Task -
The entries below should be given again exactly, minus their pictures.

************

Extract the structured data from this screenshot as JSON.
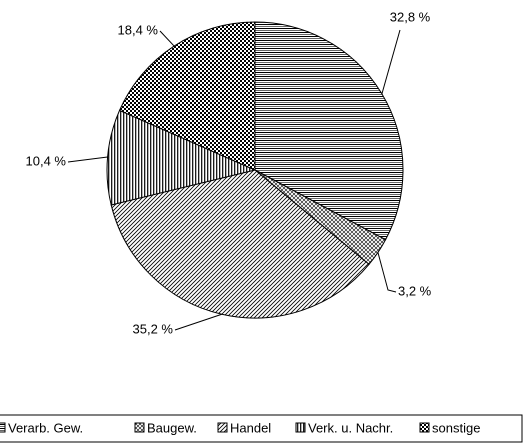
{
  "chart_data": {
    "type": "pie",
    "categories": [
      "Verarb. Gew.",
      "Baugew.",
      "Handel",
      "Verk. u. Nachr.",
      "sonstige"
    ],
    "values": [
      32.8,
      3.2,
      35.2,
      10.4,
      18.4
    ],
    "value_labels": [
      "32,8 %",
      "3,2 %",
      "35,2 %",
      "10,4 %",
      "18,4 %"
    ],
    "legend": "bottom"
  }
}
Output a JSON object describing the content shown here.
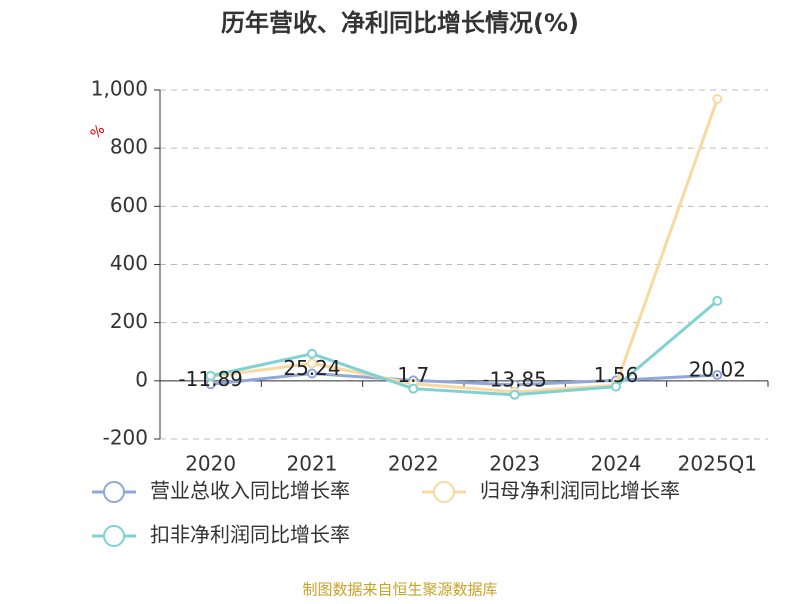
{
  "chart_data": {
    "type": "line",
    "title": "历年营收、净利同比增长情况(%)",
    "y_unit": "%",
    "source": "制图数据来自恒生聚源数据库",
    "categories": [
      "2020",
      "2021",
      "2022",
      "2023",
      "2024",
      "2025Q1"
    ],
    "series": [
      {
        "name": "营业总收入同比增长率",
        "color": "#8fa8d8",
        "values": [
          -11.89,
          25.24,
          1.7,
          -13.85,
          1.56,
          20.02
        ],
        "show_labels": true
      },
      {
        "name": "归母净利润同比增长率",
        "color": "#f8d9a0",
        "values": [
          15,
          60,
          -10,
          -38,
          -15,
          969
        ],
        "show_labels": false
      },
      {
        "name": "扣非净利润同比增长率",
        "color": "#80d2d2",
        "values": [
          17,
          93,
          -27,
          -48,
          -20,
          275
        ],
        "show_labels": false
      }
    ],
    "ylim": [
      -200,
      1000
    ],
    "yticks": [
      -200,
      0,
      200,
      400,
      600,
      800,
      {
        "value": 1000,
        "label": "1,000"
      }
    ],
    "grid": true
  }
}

************

Output for this task -
Extract the structured data from this screenshot as JSON.
{
  "chart_data": {
    "type": "pie",
    "categories": [
      "Verarb. Gew.",
      "Baugew.",
      "Handel",
      "Verk. u. Nachr.",
      "sonstige"
    ],
    "values": [
      32.8,
      3.2,
      35.2,
      10.4,
      18.4
    ],
    "value_labels": [
      "32,8 %",
      "3,2 %",
      "35,2 %",
      "10,4 %",
      "18,4 %"
    ],
    "legend": "bottom"
  }
}
Output a JSON object describing the content shown here.
{
  "chart_data": {
    "type": "line",
    "title": "历年营收、净利同比增长情况(%)",
    "y_unit": "%",
    "source": "制图数据来自恒生聚源数据库",
    "categories": [
      "2020",
      "2021",
      "2022",
      "2023",
      "2024",
      "2025Q1"
    ],
    "series": [
      {
        "name": "营业总收入同比增长率",
        "color": "#8fa8d8",
        "values": [
          -11.89,
          25.24,
          1.7,
          -13.85,
          1.56,
          20.02
        ],
        "show_labels": true
      },
      {
        "name": "归母净利润同比增长率",
        "color": "#f8d9a0",
        "values": [
          15,
          60,
          -10,
          -38,
          -15,
          969
        ],
        "show_labels": false
      },
      {
        "name": "扣非净利润同比增长率",
        "color": "#80d2d2",
        "values": [
          17,
          93,
          -27,
          -48,
          -20,
          275
        ],
        "show_labels": false
      }
    ],
    "ylim": [
      -200,
      1000
    ],
    "yticks": [
      -200,
      0,
      200,
      400,
      600,
      800,
      {
        "value": 1000,
        "label": "1,000"
      }
    ],
    "grid": true
  }
}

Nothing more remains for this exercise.